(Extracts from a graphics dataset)
________________

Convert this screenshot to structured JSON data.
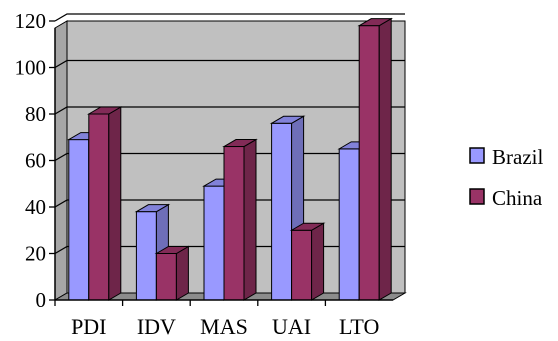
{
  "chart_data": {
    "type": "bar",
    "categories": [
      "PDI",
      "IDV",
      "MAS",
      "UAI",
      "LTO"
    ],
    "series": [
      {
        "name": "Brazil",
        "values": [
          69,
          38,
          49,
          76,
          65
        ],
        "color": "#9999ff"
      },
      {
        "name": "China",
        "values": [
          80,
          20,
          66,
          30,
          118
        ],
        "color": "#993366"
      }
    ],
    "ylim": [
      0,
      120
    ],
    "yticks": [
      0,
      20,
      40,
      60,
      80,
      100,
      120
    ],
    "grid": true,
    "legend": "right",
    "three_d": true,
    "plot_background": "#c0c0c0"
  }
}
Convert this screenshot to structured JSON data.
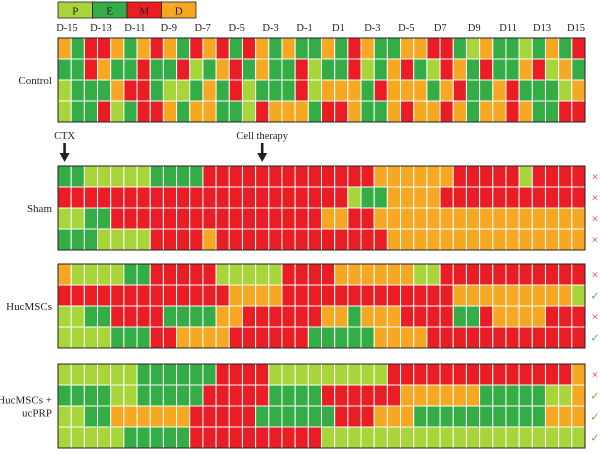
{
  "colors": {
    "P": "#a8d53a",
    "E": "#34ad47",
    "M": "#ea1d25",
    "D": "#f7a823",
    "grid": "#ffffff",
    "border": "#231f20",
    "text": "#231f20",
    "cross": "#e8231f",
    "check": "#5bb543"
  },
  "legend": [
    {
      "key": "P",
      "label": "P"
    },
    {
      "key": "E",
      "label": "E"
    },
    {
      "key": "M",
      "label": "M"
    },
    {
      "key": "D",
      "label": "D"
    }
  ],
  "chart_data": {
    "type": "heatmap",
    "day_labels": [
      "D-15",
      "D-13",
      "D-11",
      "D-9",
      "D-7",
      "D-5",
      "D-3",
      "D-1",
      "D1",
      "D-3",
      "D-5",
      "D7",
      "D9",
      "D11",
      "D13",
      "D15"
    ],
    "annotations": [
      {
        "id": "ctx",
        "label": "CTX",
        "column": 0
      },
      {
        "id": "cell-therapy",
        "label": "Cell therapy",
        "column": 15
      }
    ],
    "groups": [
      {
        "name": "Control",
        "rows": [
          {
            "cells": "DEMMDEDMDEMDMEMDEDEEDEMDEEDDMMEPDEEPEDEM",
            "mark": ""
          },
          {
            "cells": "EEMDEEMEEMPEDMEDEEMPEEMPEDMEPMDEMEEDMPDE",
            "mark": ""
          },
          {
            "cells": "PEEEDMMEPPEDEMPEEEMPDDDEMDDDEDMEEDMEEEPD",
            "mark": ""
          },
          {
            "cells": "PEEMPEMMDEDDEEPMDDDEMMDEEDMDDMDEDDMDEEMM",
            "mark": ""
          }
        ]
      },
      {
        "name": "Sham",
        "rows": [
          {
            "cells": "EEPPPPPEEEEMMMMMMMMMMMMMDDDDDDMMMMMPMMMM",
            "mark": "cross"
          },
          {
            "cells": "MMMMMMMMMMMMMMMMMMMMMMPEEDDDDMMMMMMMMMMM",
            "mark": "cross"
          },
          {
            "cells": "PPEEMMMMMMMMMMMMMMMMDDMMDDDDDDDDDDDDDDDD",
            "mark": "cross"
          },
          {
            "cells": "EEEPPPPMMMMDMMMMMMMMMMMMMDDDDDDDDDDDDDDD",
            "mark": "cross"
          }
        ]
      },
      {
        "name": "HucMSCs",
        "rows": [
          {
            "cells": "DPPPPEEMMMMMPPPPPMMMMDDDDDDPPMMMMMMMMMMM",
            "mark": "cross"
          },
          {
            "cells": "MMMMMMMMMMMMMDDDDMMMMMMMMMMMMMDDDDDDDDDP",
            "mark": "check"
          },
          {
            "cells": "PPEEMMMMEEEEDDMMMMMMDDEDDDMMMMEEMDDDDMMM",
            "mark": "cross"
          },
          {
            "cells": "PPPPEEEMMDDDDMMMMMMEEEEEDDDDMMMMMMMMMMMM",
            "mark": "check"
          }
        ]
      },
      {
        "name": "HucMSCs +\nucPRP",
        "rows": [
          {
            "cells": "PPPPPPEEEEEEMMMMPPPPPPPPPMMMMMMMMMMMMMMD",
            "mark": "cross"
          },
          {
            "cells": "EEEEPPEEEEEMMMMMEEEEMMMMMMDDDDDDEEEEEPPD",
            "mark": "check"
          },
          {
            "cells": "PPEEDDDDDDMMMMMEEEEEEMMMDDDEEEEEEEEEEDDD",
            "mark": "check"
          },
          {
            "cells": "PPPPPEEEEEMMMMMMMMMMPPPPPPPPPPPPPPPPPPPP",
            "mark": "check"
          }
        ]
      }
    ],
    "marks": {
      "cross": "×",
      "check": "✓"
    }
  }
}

________________

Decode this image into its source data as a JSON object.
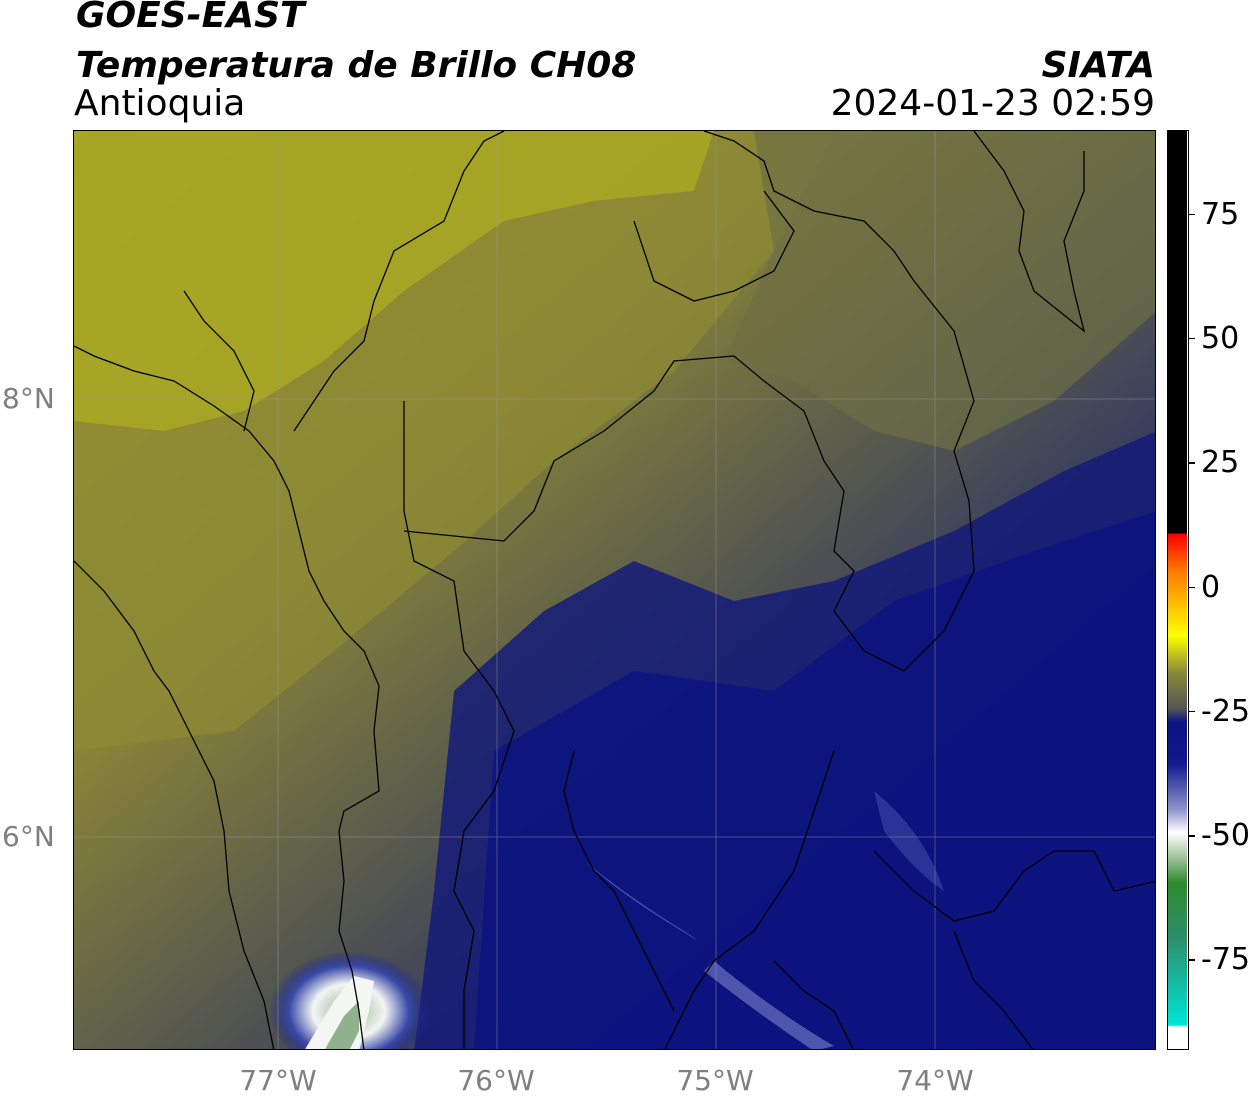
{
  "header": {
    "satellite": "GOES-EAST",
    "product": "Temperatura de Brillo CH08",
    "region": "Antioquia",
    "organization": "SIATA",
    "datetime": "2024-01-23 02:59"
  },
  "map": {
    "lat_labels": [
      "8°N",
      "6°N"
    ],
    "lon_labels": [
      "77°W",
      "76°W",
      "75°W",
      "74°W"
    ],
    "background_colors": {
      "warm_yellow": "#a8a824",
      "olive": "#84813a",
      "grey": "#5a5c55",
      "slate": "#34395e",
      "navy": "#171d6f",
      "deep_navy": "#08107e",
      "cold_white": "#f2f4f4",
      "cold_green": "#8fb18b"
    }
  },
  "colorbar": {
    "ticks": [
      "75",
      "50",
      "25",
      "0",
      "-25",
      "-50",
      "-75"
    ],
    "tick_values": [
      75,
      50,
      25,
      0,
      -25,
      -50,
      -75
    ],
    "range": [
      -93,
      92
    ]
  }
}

________________

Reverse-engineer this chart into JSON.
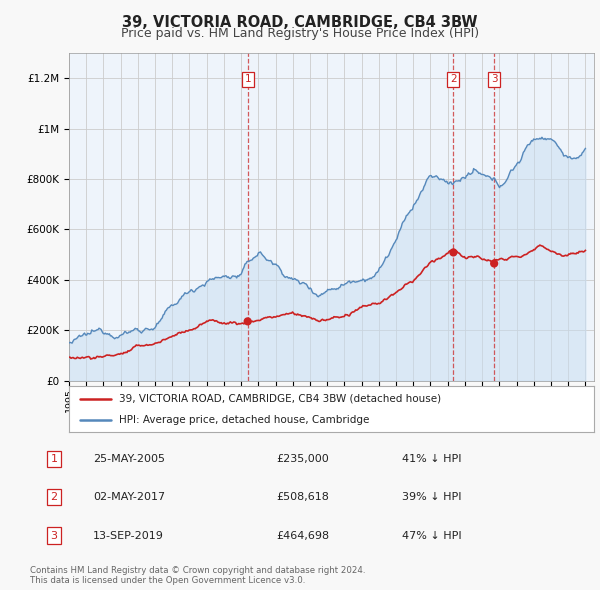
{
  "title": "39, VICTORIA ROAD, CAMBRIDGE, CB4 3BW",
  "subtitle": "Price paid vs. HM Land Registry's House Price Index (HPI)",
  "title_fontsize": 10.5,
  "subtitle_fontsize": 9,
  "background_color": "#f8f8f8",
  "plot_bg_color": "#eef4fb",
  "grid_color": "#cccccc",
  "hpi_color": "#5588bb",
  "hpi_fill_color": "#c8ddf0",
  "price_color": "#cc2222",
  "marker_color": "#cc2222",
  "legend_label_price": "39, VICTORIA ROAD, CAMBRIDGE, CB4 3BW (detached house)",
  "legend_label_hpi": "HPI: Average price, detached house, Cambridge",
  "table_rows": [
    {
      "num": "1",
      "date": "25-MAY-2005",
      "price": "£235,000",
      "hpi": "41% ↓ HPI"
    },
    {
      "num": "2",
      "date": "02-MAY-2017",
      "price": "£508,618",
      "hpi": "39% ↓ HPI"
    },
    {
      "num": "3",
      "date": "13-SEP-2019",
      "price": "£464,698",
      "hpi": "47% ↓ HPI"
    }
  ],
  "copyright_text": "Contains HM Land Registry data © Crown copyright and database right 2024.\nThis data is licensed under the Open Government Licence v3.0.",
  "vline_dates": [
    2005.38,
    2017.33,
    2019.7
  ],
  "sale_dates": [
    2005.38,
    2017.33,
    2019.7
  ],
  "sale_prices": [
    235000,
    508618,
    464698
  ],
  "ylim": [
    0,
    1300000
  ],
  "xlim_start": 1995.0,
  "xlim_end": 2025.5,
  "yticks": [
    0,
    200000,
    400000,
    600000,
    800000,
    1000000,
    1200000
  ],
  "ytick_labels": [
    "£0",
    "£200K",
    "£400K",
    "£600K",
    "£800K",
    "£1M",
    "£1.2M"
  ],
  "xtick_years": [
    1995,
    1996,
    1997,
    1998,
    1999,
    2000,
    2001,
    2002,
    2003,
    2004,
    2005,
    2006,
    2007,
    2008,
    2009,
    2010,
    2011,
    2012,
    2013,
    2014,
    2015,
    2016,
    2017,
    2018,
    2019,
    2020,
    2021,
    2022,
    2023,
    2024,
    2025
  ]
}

________________

# [TASK GOAL]
Copy the lines from the entries above in which the word "into" appears.

# [REPLY]
Decode this image into its source data as a JSON object.
Reverse-engineer this chart into JSON.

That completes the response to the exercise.